■ **Your goal**: Pick out each line in these entries that contains the string "GBPUSD".

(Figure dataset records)
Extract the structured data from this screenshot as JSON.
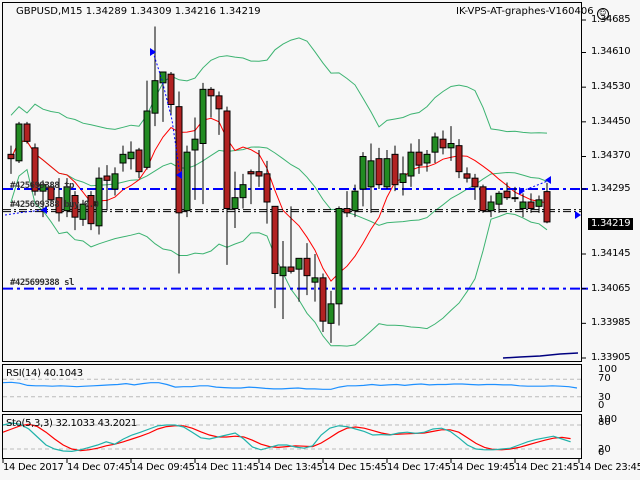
{
  "header": {
    "symbol_info": "GBPUSD,M15  1.34289 1.34309 1.34216 1.34219",
    "expert_label": "IK-VPS-AT-graphes-V160406",
    "expert_icon": "smiley-icon"
  },
  "price_axis": {
    "labels": [
      "1.34685",
      "1.34610",
      "1.34530",
      "1.34450",
      "1.34370",
      "1.34295",
      "1.34145",
      "1.34065",
      "1.33985",
      "1.33905"
    ],
    "current_price": "1.34219"
  },
  "orders": {
    "tp_label": "#425699388 tp",
    "buy_label": "#425699388 buy 0.0",
    "sl_label": "#425699388 sl"
  },
  "rsi": {
    "label": "RSI(14) 40.1043",
    "scale": [
      "100",
      "70",
      "30",
      "0"
    ]
  },
  "stochastic": {
    "label": "Sto(5,3,3) 32.1033 43.2021",
    "scale": [
      "100",
      "80",
      "20",
      "0"
    ]
  },
  "time_axis": {
    "labels": [
      "14 Dec 2017",
      "14 Dec 07:45",
      "14 Dec 09:45",
      "14 Dec 11:45",
      "14 Dec 13:45",
      "14 Dec 15:45",
      "14 Dec 17:45",
      "14 Dec 19:45",
      "14 Dec 21:45",
      "14 Dec 23:45"
    ]
  },
  "colors": {
    "bull": "#228B22",
    "bear": "#B22222",
    "bollinger": "#3CB371",
    "ma": "#FF0000",
    "order_line": "#0000FF",
    "rsi_line": "#1E90FF",
    "sto_main": "#20B2AA",
    "sto_signal": "#FF0000"
  },
  "chart_data": {
    "type": "candlestick",
    "title": "GBPUSD,M15",
    "ylim": [
      1.33905,
      1.34685
    ],
    "x_ticks": [
      "14 Dec 2017",
      "14 Dec 07:45",
      "14 Dec 09:45",
      "14 Dec 11:45",
      "14 Dec 13:45",
      "14 Dec 15:45",
      "14 Dec 17:45",
      "14 Dec 19:45",
      "14 Dec 21:45",
      "14 Dec 23:45"
    ],
    "horizontal_lines": {
      "tp": 1.34295,
      "entry": 1.34245,
      "sl": 1.34065
    },
    "candles": [
      {
        "o": 1.34375,
        "h": 1.34395,
        "l": 1.3433,
        "c": 1.34365
      },
      {
        "o": 1.3436,
        "h": 1.3445,
        "l": 1.34355,
        "c": 1.34445
      },
      {
        "o": 1.34445,
        "h": 1.3445,
        "l": 1.344,
        "c": 1.34405
      },
      {
        "o": 1.3439,
        "h": 1.344,
        "l": 1.3428,
        "c": 1.3429
      },
      {
        "o": 1.3429,
        "h": 1.34315,
        "l": 1.3423,
        "c": 1.34305
      },
      {
        "o": 1.343,
        "h": 1.3431,
        "l": 1.3426,
        "c": 1.3427
      },
      {
        "o": 1.34275,
        "h": 1.3432,
        "l": 1.3422,
        "c": 1.3424
      },
      {
        "o": 1.34245,
        "h": 1.3432,
        "l": 1.3423,
        "c": 1.343
      },
      {
        "o": 1.3428,
        "h": 1.3429,
        "l": 1.342,
        "c": 1.3423
      },
      {
        "o": 1.34225,
        "h": 1.3427,
        "l": 1.3421,
        "c": 1.3426
      },
      {
        "o": 1.3428,
        "h": 1.3429,
        "l": 1.342,
        "c": 1.34215
      },
      {
        "o": 1.3421,
        "h": 1.34345,
        "l": 1.3419,
        "c": 1.3432
      },
      {
        "o": 1.34325,
        "h": 1.3435,
        "l": 1.34245,
        "c": 1.34315
      },
      {
        "o": 1.34295,
        "h": 1.34345,
        "l": 1.3428,
        "c": 1.3433
      },
      {
        "o": 1.34355,
        "h": 1.34395,
        "l": 1.34335,
        "c": 1.34375
      },
      {
        "o": 1.34365,
        "h": 1.34405,
        "l": 1.3434,
        "c": 1.3438
      },
      {
        "o": 1.34385,
        "h": 1.3439,
        "l": 1.3432,
        "c": 1.34335
      },
      {
        "o": 1.34345,
        "h": 1.34545,
        "l": 1.3434,
        "c": 1.34475
      },
      {
        "o": 1.3447,
        "h": 1.3467,
        "l": 1.3444,
        "c": 1.34545
      },
      {
        "o": 1.3454,
        "h": 1.34555,
        "l": 1.3445,
        "c": 1.34565
      },
      {
        "o": 1.3456,
        "h": 1.34565,
        "l": 1.34465,
        "c": 1.3449
      },
      {
        "o": 1.34485,
        "h": 1.3452,
        "l": 1.341,
        "c": 1.3424
      },
      {
        "o": 1.34245,
        "h": 1.34395,
        "l": 1.3423,
        "c": 1.3438
      },
      {
        "o": 1.34385,
        "h": 1.3446,
        "l": 1.3427,
        "c": 1.3441
      },
      {
        "o": 1.344,
        "h": 1.3454,
        "l": 1.3426,
        "c": 1.34525
      },
      {
        "o": 1.34525,
        "h": 1.3453,
        "l": 1.3446,
        "c": 1.3451
      },
      {
        "o": 1.3451,
        "h": 1.3452,
        "l": 1.3442,
        "c": 1.3448
      },
      {
        "o": 1.34475,
        "h": 1.34485,
        "l": 1.3412,
        "c": 1.3425
      },
      {
        "o": 1.3425,
        "h": 1.34335,
        "l": 1.34205,
        "c": 1.34275
      },
      {
        "o": 1.34275,
        "h": 1.3433,
        "l": 1.3425,
        "c": 1.34305
      },
      {
        "o": 1.34335,
        "h": 1.3434,
        "l": 1.3426,
        "c": 1.3433
      },
      {
        "o": 1.34335,
        "h": 1.34385,
        "l": 1.343,
        "c": 1.34325
      },
      {
        "o": 1.3433,
        "h": 1.3436,
        "l": 1.34215,
        "c": 1.34265
      },
      {
        "o": 1.34255,
        "h": 1.3425,
        "l": 1.3402,
        "c": 1.341
      },
      {
        "o": 1.34095,
        "h": 1.34175,
        "l": 1.33995,
        "c": 1.34115
      },
      {
        "o": 1.34115,
        "h": 1.34255,
        "l": 1.341,
        "c": 1.34105
      },
      {
        "o": 1.3411,
        "h": 1.34135,
        "l": 1.34035,
        "c": 1.34135
      },
      {
        "o": 1.34135,
        "h": 1.3417,
        "l": 1.3405,
        "c": 1.34095
      },
      {
        "o": 1.3408,
        "h": 1.34145,
        "l": 1.34035,
        "c": 1.3409
      },
      {
        "o": 1.3409,
        "h": 1.341,
        "l": 1.33965,
        "c": 1.3399
      },
      {
        "o": 1.33985,
        "h": 1.3406,
        "l": 1.3394,
        "c": 1.3403
      },
      {
        "o": 1.3403,
        "h": 1.34255,
        "l": 1.3398,
        "c": 1.3425
      },
      {
        "o": 1.3425,
        "h": 1.3429,
        "l": 1.3423,
        "c": 1.3424
      },
      {
        "o": 1.34245,
        "h": 1.34305,
        "l": 1.3423,
        "c": 1.3429
      },
      {
        "o": 1.34295,
        "h": 1.3438,
        "l": 1.34255,
        "c": 1.3437
      },
      {
        "o": 1.343,
        "h": 1.344,
        "l": 1.3424,
        "c": 1.3436
      },
      {
        "o": 1.34365,
        "h": 1.3439,
        "l": 1.34295,
        "c": 1.34305
      },
      {
        "o": 1.343,
        "h": 1.34385,
        "l": 1.34295,
        "c": 1.34365
      },
      {
        "o": 1.34375,
        "h": 1.34395,
        "l": 1.3429,
        "c": 1.34305
      },
      {
        "o": 1.3431,
        "h": 1.3437,
        "l": 1.3428,
        "c": 1.3433
      },
      {
        "o": 1.34325,
        "h": 1.344,
        "l": 1.343,
        "c": 1.3438
      },
      {
        "o": 1.3438,
        "h": 1.3441,
        "l": 1.3433,
        "c": 1.3435
      },
      {
        "o": 1.34355,
        "h": 1.34385,
        "l": 1.34335,
        "c": 1.34375
      },
      {
        "o": 1.3438,
        "h": 1.34425,
        "l": 1.34355,
        "c": 1.34415
      },
      {
        "o": 1.3441,
        "h": 1.3443,
        "l": 1.34375,
        "c": 1.3439
      },
      {
        "o": 1.3439,
        "h": 1.3444,
        "l": 1.3436,
        "c": 1.344
      },
      {
        "o": 1.34395,
        "h": 1.3441,
        "l": 1.3432,
        "c": 1.34335
      },
      {
        "o": 1.3433,
        "h": 1.34345,
        "l": 1.3431,
        "c": 1.3432
      },
      {
        "o": 1.3432,
        "h": 1.3433,
        "l": 1.3427,
        "c": 1.343
      },
      {
        "o": 1.343,
        "h": 1.34305,
        "l": 1.3424,
        "c": 1.34245
      },
      {
        "o": 1.34245,
        "h": 1.3428,
        "l": 1.3423,
        "c": 1.34265
      },
      {
        "o": 1.3426,
        "h": 1.3429,
        "l": 1.3424,
        "c": 1.34285
      },
      {
        "o": 1.3429,
        "h": 1.3431,
        "l": 1.3427,
        "c": 1.34275
      },
      {
        "o": 1.34275,
        "h": 1.343,
        "l": 1.34265,
        "c": 1.34275
      },
      {
        "o": 1.3425,
        "h": 1.34285,
        "l": 1.3423,
        "c": 1.34265
      },
      {
        "o": 1.34265,
        "h": 1.34285,
        "l": 1.3424,
        "c": 1.3425
      },
      {
        "o": 1.34255,
        "h": 1.3428,
        "l": 1.3424,
        "c": 1.3427
      },
      {
        "o": 1.34289,
        "h": 1.34309,
        "l": 1.34216,
        "c": 1.34219
      }
    ]
  }
}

■ **Response for this exercise**:
    "symbol_info": "GBPUSD,M15  1.34289 1.34309 1.34216 1.34219",
    "title": "GBPUSD,M15",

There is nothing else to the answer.